• **EXERCISE INPUTS**:

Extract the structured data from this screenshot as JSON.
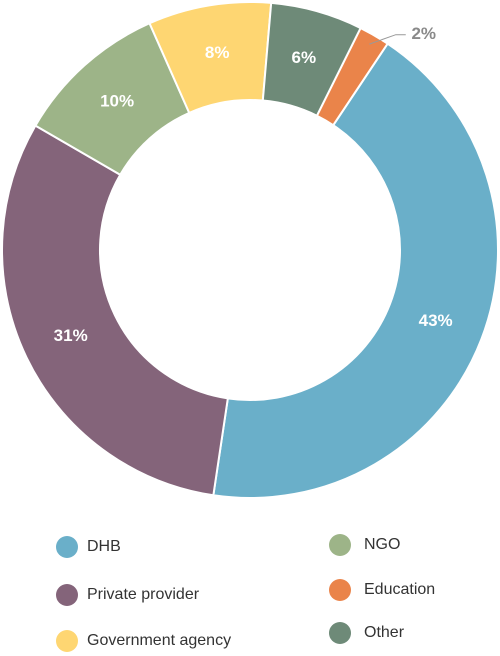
{
  "chart_data": {
    "type": "donut",
    "categories": [
      "DHB",
      "Private provider",
      "NGO",
      "Government agency",
      "Other",
      "Education"
    ],
    "values": [
      43,
      31,
      10,
      8,
      6,
      2
    ],
    "value_labels": [
      "43%",
      "31%",
      "10%",
      "8%",
      "6%",
      "2%"
    ],
    "colors": [
      "#6aafc9",
      "#84647a",
      "#9db488",
      "#fed672",
      "#6e8a78",
      "#ea844a"
    ]
  }
}
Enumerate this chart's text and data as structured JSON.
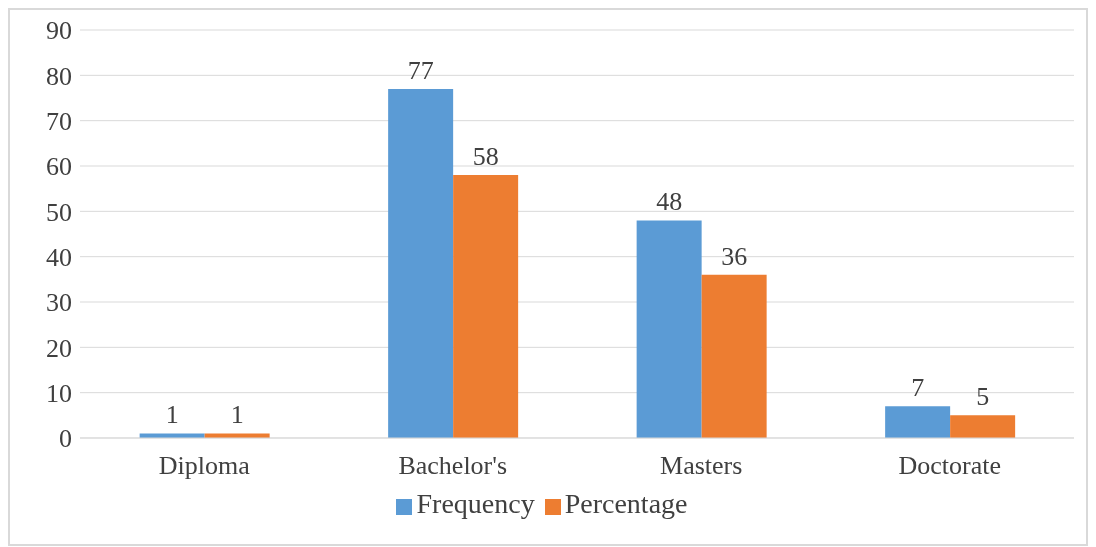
{
  "chart_data": {
    "type": "bar",
    "categories": [
      "Diploma",
      "Bachelor's",
      "Masters",
      "Doctorate"
    ],
    "series": [
      {
        "name": "Frequency",
        "color": "#5b9bd5",
        "values": [
          1,
          77,
          48,
          7
        ]
      },
      {
        "name": "Percentage",
        "color": "#ed7d31",
        "values": [
          1,
          58,
          36,
          5
        ]
      }
    ],
    "ylim": [
      0,
      90
    ],
    "yticks": [
      0,
      10,
      20,
      30,
      40,
      50,
      60,
      70,
      80,
      90
    ],
    "grid": "y",
    "legend": "bottom",
    "data_labels": true
  }
}
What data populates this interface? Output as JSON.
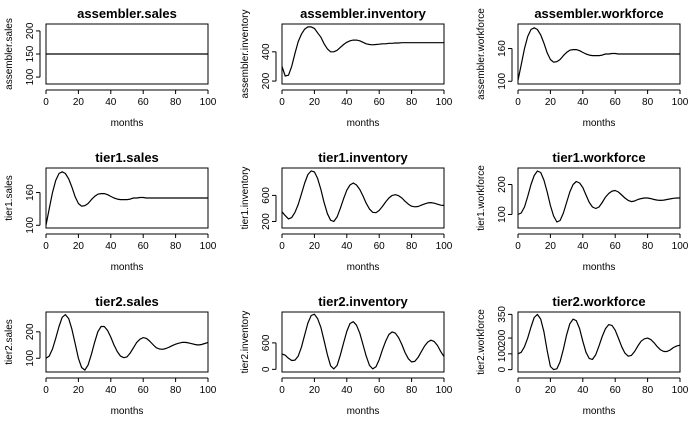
{
  "chart_data": [
    {
      "type": "line",
      "title": "assembler.sales",
      "xlabel": "months",
      "ylabel": "assembler.sales",
      "xlim": [
        0,
        100
      ],
      "ylim": [
        85,
        215
      ],
      "xticks": [
        0,
        20,
        40,
        60,
        80,
        100
      ],
      "yticks": [
        100,
        150,
        200
      ],
      "yticklabels": [
        "100",
        "150",
        "200"
      ],
      "x": [
        0,
        100
      ],
      "y": [
        150,
        150
      ]
    },
    {
      "type": "line",
      "title": "assembler.inventory",
      "xlabel": "months",
      "ylabel": "assembler.inventory",
      "xlim": [
        0,
        100
      ],
      "ylim": [
        180,
        590
      ],
      "xticks": [
        0,
        20,
        40,
        60,
        80,
        100
      ],
      "yticks": [
        200,
        400
      ],
      "yticklabels": [
        "200",
        "400"
      ],
      "x": [
        0,
        2,
        4,
        6,
        8,
        10,
        12,
        14,
        16,
        18,
        20,
        22,
        24,
        26,
        28,
        30,
        32,
        34,
        36,
        38,
        40,
        42,
        44,
        46,
        48,
        50,
        52,
        54,
        56,
        58,
        60,
        62,
        64,
        66,
        68,
        70,
        72,
        74,
        76,
        78,
        80,
        85,
        90,
        95,
        100
      ],
      "y": [
        300,
        235,
        240,
        300,
        390,
        470,
        520,
        555,
        570,
        570,
        560,
        530,
        500,
        455,
        420,
        400,
        400,
        410,
        430,
        450,
        465,
        475,
        480,
        480,
        475,
        465,
        455,
        450,
        448,
        450,
        452,
        455,
        455,
        458,
        458,
        460,
        460,
        462,
        462,
        462,
        462,
        462,
        462,
        462,
        462
      ]
    },
    {
      "type": "line",
      "title": "assembler.workforce",
      "xlabel": "months",
      "ylabel": "assembler.workforce",
      "xlim": [
        0,
        100
      ],
      "ylim": [
        95,
        205
      ],
      "xticks": [
        0,
        20,
        40,
        60,
        80,
        100
      ],
      "yticks": [
        100,
        160
      ],
      "yticklabels": [
        "100",
        "160"
      ],
      "x": [
        0,
        2,
        4,
        6,
        8,
        10,
        12,
        14,
        16,
        18,
        20,
        22,
        24,
        26,
        28,
        30,
        32,
        34,
        36,
        38,
        40,
        42,
        44,
        46,
        48,
        50,
        52,
        54,
        56,
        58,
        60,
        62,
        64,
        66,
        68,
        70,
        75,
        80,
        85,
        90,
        95,
        100
      ],
      "y": [
        102,
        130,
        160,
        182,
        195,
        198,
        195,
        185,
        170,
        152,
        140,
        135,
        136,
        140,
        147,
        153,
        157,
        158,
        158,
        156,
        153,
        150,
        148,
        147,
        147,
        147,
        148,
        150,
        150,
        151,
        151,
        150,
        150,
        150,
        150,
        150,
        150,
        150,
        150,
        150,
        150,
        150
      ]
    },
    {
      "type": "line",
      "title": "tier1.sales",
      "xlabel": "months",
      "ylabel": "tier1.sales",
      "xlim": [
        0,
        100
      ],
      "ylim": [
        95,
        205
      ],
      "xticks": [
        0,
        20,
        40,
        60,
        80,
        100
      ],
      "yticks": [
        100,
        160
      ],
      "yticklabels": [
        "100",
        "160"
      ],
      "x": [
        0,
        2,
        4,
        6,
        8,
        10,
        12,
        14,
        16,
        18,
        20,
        22,
        24,
        26,
        28,
        30,
        32,
        34,
        36,
        38,
        40,
        42,
        44,
        46,
        48,
        50,
        52,
        54,
        56,
        58,
        60,
        62,
        64,
        66,
        68,
        70,
        75,
        80,
        85,
        90,
        95,
        100
      ],
      "y": [
        100,
        130,
        160,
        182,
        195,
        198,
        195,
        185,
        170,
        152,
        140,
        135,
        136,
        140,
        147,
        153,
        157,
        158,
        158,
        156,
        153,
        150,
        148,
        147,
        147,
        147,
        148,
        150,
        150,
        151,
        151,
        150,
        150,
        150,
        150,
        150,
        150,
        150,
        150,
        150,
        150,
        150
      ]
    },
    {
      "type": "line",
      "title": "tier1.inventory",
      "xlabel": "months",
      "ylabel": "tier1.inventory",
      "xlim": [
        0,
        100
      ],
      "ylim": [
        100,
        1020
      ],
      "xticks": [
        0,
        20,
        40,
        60,
        80,
        100
      ],
      "yticks": [
        200,
        600
      ],
      "yticklabels": [
        "200",
        "600"
      ],
      "x": [
        0,
        2,
        4,
        6,
        8,
        10,
        12,
        14,
        16,
        18,
        20,
        22,
        24,
        26,
        28,
        30,
        32,
        34,
        36,
        38,
        40,
        42,
        44,
        46,
        48,
        50,
        52,
        54,
        56,
        58,
        60,
        62,
        64,
        66,
        68,
        70,
        72,
        74,
        76,
        78,
        80,
        82,
        84,
        86,
        88,
        90,
        92,
        94,
        96,
        98,
        100
      ],
      "y": [
        350,
        290,
        240,
        260,
        340,
        460,
        620,
        790,
        920,
        975,
        960,
        860,
        690,
        490,
        320,
        220,
        200,
        270,
        400,
        550,
        680,
        760,
        790,
        760,
        690,
        590,
        480,
        390,
        340,
        335,
        370,
        430,
        500,
        560,
        600,
        610,
        595,
        560,
        510,
        465,
        435,
        425,
        430,
        450,
        470,
        485,
        490,
        480,
        465,
        450,
        445
      ]
    },
    {
      "type": "line",
      "title": "tier1.workforce",
      "xlabel": "months",
      "ylabel": "tier1.workforce",
      "xlim": [
        0,
        100
      ],
      "ylim": [
        55,
        255
      ],
      "xticks": [
        0,
        20,
        40,
        60,
        80,
        100
      ],
      "yticks": [
        100,
        200
      ],
      "yticklabels": [
        "100",
        "200"
      ],
      "x": [
        0,
        2,
        4,
        6,
        8,
        10,
        12,
        14,
        16,
        18,
        20,
        22,
        24,
        26,
        28,
        30,
        32,
        34,
        36,
        38,
        40,
        42,
        44,
        46,
        48,
        50,
        52,
        54,
        56,
        58,
        60,
        62,
        64,
        66,
        68,
        70,
        72,
        74,
        76,
        78,
        80,
        82,
        84,
        86,
        88,
        90,
        92,
        94,
        96,
        98,
        100
      ],
      "y": [
        100,
        105,
        125,
        160,
        200,
        230,
        245,
        240,
        215,
        175,
        130,
        95,
        75,
        80,
        105,
        140,
        175,
        200,
        210,
        205,
        190,
        165,
        140,
        125,
        120,
        125,
        140,
        158,
        170,
        178,
        180,
        175,
        165,
        155,
        147,
        143,
        145,
        150,
        153,
        155,
        155,
        153,
        150,
        148,
        147,
        148,
        150,
        152,
        154,
        155,
        155
      ]
    },
    {
      "type": "line",
      "title": "tier2.sales",
      "xlabel": "months",
      "ylabel": "tier2.sales",
      "xlim": [
        0,
        100
      ],
      "ylim": [
        48,
        275
      ],
      "xticks": [
        0,
        20,
        40,
        60,
        80,
        100
      ],
      "yticks": [
        100,
        200
      ],
      "yticklabels": [
        "100",
        "200"
      ],
      "x": [
        0,
        2,
        4,
        6,
        8,
        10,
        12,
        14,
        16,
        18,
        20,
        22,
        24,
        26,
        28,
        30,
        32,
        34,
        36,
        38,
        40,
        42,
        44,
        46,
        48,
        50,
        52,
        54,
        56,
        58,
        60,
        62,
        64,
        66,
        68,
        70,
        72,
        74,
        76,
        78,
        80,
        82,
        84,
        86,
        88,
        90,
        92,
        94,
        96,
        98,
        100
      ],
      "y": [
        100,
        108,
        135,
        175,
        220,
        255,
        265,
        250,
        210,
        155,
        100,
        65,
        55,
        75,
        115,
        160,
        200,
        220,
        220,
        205,
        180,
        150,
        125,
        108,
        102,
        105,
        120,
        140,
        160,
        172,
        178,
        175,
        165,
        152,
        140,
        135,
        134,
        137,
        142,
        148,
        153,
        157,
        160,
        160,
        158,
        155,
        152,
        150,
        152,
        156,
        160
      ]
    },
    {
      "type": "line",
      "title": "tier2.inventory",
      "xlabel": "months",
      "ylabel": "tier2.inventory",
      "xlim": [
        0,
        100
      ],
      "ylim": [
        -60,
        1300
      ],
      "xticks": [
        0,
        20,
        40,
        60,
        80,
        100
      ],
      "yticks": [
        0,
        600
      ],
      "yticklabels": [
        "0",
        "600"
      ],
      "x": [
        0,
        2,
        4,
        6,
        8,
        10,
        12,
        14,
        16,
        18,
        20,
        22,
        24,
        26,
        28,
        30,
        32,
        34,
        36,
        38,
        40,
        42,
        44,
        46,
        48,
        50,
        52,
        54,
        56,
        58,
        60,
        62,
        64,
        66,
        68,
        70,
        72,
        74,
        76,
        78,
        80,
        82,
        84,
        86,
        88,
        90,
        92,
        94,
        96,
        98,
        100
      ],
      "y": [
        350,
        320,
        250,
        200,
        210,
        300,
        500,
        780,
        1050,
        1220,
        1250,
        1150,
        950,
        650,
        330,
        80,
        10,
        90,
        320,
        600,
        860,
        1040,
        1080,
        1000,
        820,
        560,
        300,
        90,
        10,
        60,
        220,
        440,
        640,
        790,
        850,
        820,
        720,
        560,
        380,
        240,
        170,
        180,
        270,
        400,
        530,
        620,
        660,
        630,
        540,
        400,
        290
      ]
    },
    {
      "type": "line",
      "title": "tier2.workforce",
      "xlabel": "months",
      "ylabel": "tier2.workforce",
      "xlim": [
        0,
        100
      ],
      "ylim": [
        -15,
        365
      ],
      "xticks": [
        0,
        20,
        40,
        60,
        80,
        100
      ],
      "yticks": [
        0,
        100,
        200,
        350
      ],
      "yticklabels": [
        "0",
        "100",
        "200",
        "350"
      ],
      "x": [
        0,
        2,
        4,
        6,
        8,
        10,
        12,
        14,
        16,
        18,
        20,
        22,
        24,
        26,
        28,
        30,
        32,
        34,
        36,
        38,
        40,
        42,
        44,
        46,
        48,
        50,
        52,
        54,
        56,
        58,
        60,
        62,
        64,
        66,
        68,
        70,
        72,
        74,
        76,
        78,
        80,
        82,
        84,
        86,
        88,
        90,
        92,
        94,
        96,
        98,
        100
      ],
      "y": [
        100,
        110,
        145,
        200,
        270,
        330,
        350,
        320,
        240,
        120,
        20,
        0,
        5,
        50,
        130,
        220,
        290,
        320,
        310,
        260,
        180,
        110,
        70,
        65,
        95,
        150,
        210,
        260,
        285,
        280,
        250,
        200,
        145,
        105,
        85,
        90,
        115,
        150,
        180,
        195,
        200,
        190,
        170,
        145,
        125,
        115,
        115,
        125,
        140,
        150,
        155
      ]
    }
  ]
}
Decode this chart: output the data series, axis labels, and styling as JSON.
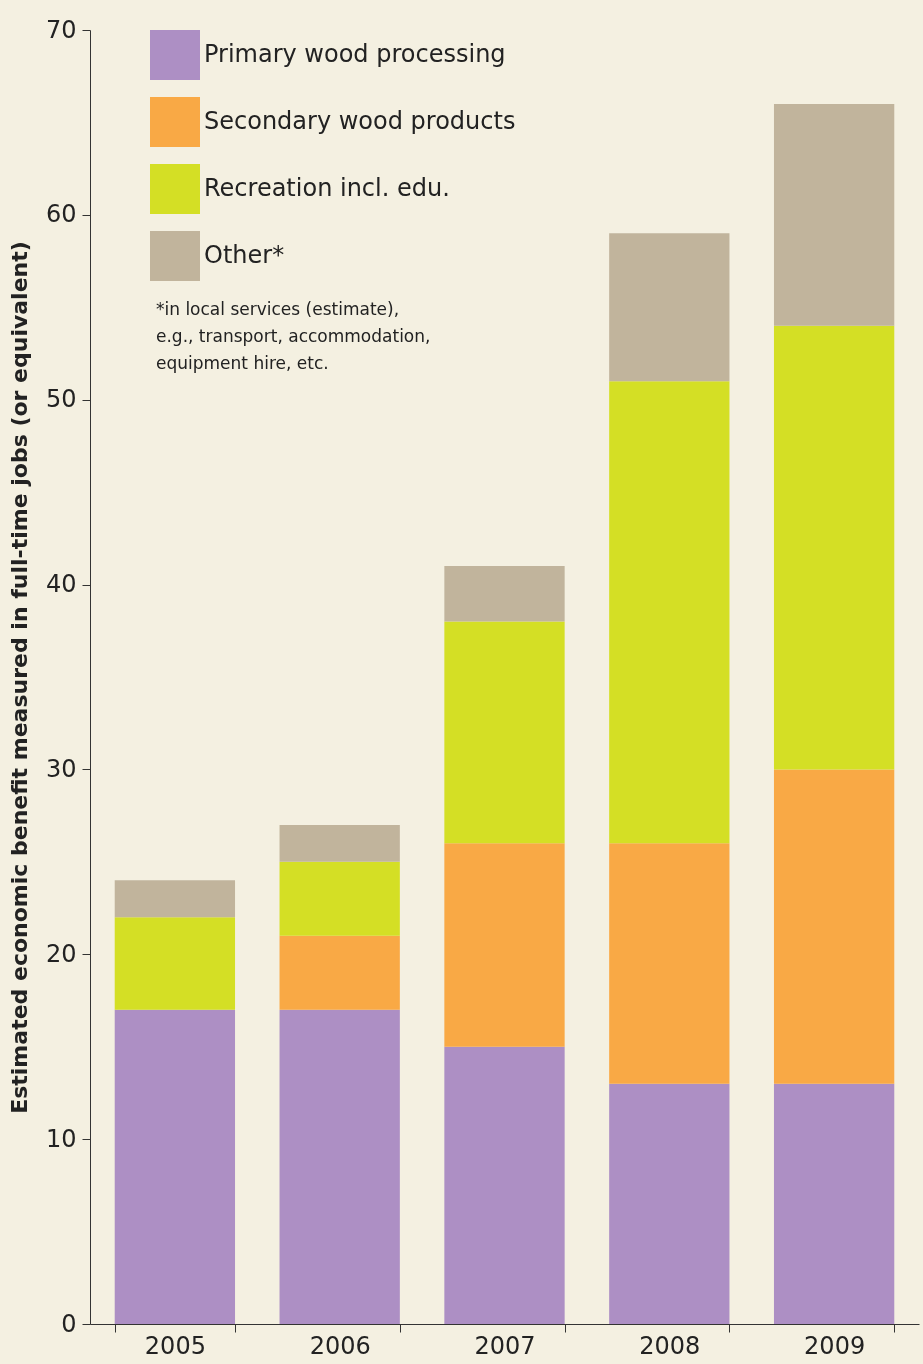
{
  "chart_data": {
    "type": "bar",
    "stacked": true,
    "ylabel": "Estimated economic benefit measured in full-time jobs (or equivalent)",
    "categories": [
      "2005",
      "2006",
      "2007",
      "2008",
      "2009"
    ],
    "series": [
      {
        "name": "Primary wood processing",
        "color": "#ad8fc4",
        "values": [
          17,
          17,
          15,
          13,
          13
        ]
      },
      {
        "name": "Secondary wood products",
        "color": "#f9a945",
        "values": [
          0,
          4,
          11,
          13,
          17
        ]
      },
      {
        "name": "Recreation incl. edu.",
        "color": "#d4df25",
        "values": [
          5,
          4,
          12,
          25,
          24
        ]
      },
      {
        "name": "Other*",
        "color": "#c1b49c",
        "values": [
          2,
          2,
          3,
          8,
          12
        ]
      }
    ],
    "ylim": [
      0,
      70
    ],
    "yticks": [
      0,
      10,
      20,
      30,
      40,
      50,
      60,
      70
    ],
    "grid": false,
    "legend": "top left",
    "annotations": [
      "*in local services (estimate),\ne.g., transport, accommodation,\nequipment hire, etc."
    ]
  }
}
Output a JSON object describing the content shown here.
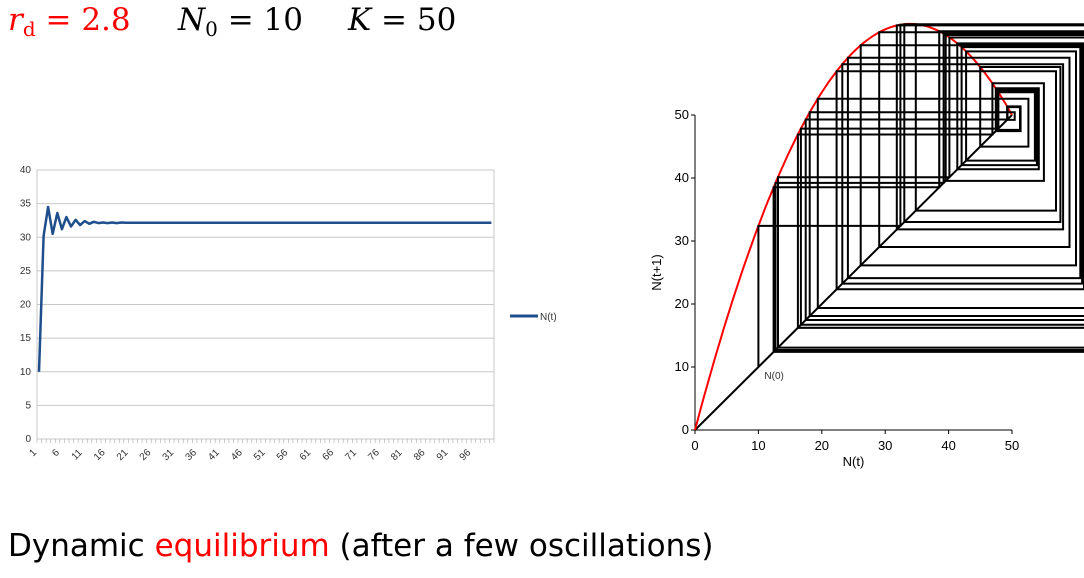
{
  "header": {
    "param1": {
      "sym": "r",
      "sub": "d",
      "rest": " = 2.8"
    },
    "param2": {
      "sym": "N",
      "sub": "0",
      "rest": " = 10"
    },
    "param3": {
      "sym": "K",
      "rest": " = 50"
    }
  },
  "caption": {
    "before": "Dynamic ",
    "highlight": "equilibrium",
    "after": " (after a few oscillations)"
  },
  "colors": {
    "series": "#1f4e8c",
    "parabola": "#ff0000",
    "cobweb": "#000000",
    "highlight": "#ff0000"
  },
  "chart_data": [
    {
      "type": "line",
      "x_start": 1,
      "x_end": 100,
      "xtick_labels": [
        "1",
        "6",
        "11",
        "16",
        "21",
        "26",
        "31",
        "36",
        "41",
        "46",
        "51",
        "56",
        "61",
        "66",
        "71",
        "76",
        "81",
        "86",
        "91",
        "96"
      ],
      "ylim": [
        0,
        40
      ],
      "yticks": [
        0,
        5,
        10,
        15,
        20,
        25,
        30,
        35,
        40
      ],
      "grid": true,
      "legend": "right",
      "series": [
        {
          "name": "N(t)",
          "values": [
            10,
            30.2,
            34.5,
            30.5,
            33.6,
            31.2,
            33.0,
            31.6,
            32.6,
            31.8,
            32.4,
            32.0,
            32.3,
            32.1,
            32.2,
            32.1,
            32.2,
            32.1,
            32.2,
            32.15,
            32.15,
            32.15,
            32.15,
            32.15,
            32.15,
            32.15,
            32.15,
            32.15,
            32.15,
            32.15,
            32.15,
            32.15,
            32.15,
            32.15,
            32.15,
            32.15,
            32.15,
            32.15,
            32.15,
            32.15,
            32.15,
            32.15,
            32.15,
            32.15,
            32.15,
            32.15,
            32.15,
            32.15,
            32.15,
            32.15,
            32.15,
            32.15,
            32.15,
            32.15,
            32.15,
            32.15,
            32.15,
            32.15,
            32.15,
            32.15,
            32.15,
            32.15,
            32.15,
            32.15,
            32.15,
            32.15,
            32.15,
            32.15,
            32.15,
            32.15,
            32.15,
            32.15,
            32.15,
            32.15,
            32.15,
            32.15,
            32.15,
            32.15,
            32.15,
            32.15,
            32.15,
            32.15,
            32.15,
            32.15,
            32.15,
            32.15,
            32.15,
            32.15,
            32.15,
            32.15,
            32.15,
            32.15,
            32.15,
            32.15,
            32.15,
            32.15,
            32.15,
            32.15,
            32.15,
            32.15
          ]
        }
      ]
    },
    {
      "type": "line",
      "xlabel": "N(t)",
      "ylabel": "N(t+1)",
      "xlim": [
        0,
        50
      ],
      "ylim": [
        0,
        50
      ],
      "xticks": [
        0,
        10,
        20,
        30,
        40,
        50
      ],
      "yticks": [
        0,
        10,
        20,
        30,
        40,
        50
      ],
      "grid": false,
      "annotation": {
        "text": "N(0)",
        "x": 10,
        "y": 10
      },
      "series": [
        {
          "values_x": [
            0,
            50
          ],
          "values_y": [
            0,
            50
          ]
        },
        {
          "function": "N + r_d * N * (1 - N/K)",
          "r_d": 2.8,
          "K": 50
        }
      ],
      "cobweb_start": 10
    }
  ]
}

• **TO DO**: From the listing above, pick out each line where the word "inventory" appears.

• **ANSWER TO THE EXERCISE**:
      "title": "assembler.inventory",
      "ylabel": "assembler.inventory",
      "title": "tier1.inventory",
      "ylabel": "tier1.inventory",
      "title": "tier2.inventory",
      "ylabel": "tier2.inventory",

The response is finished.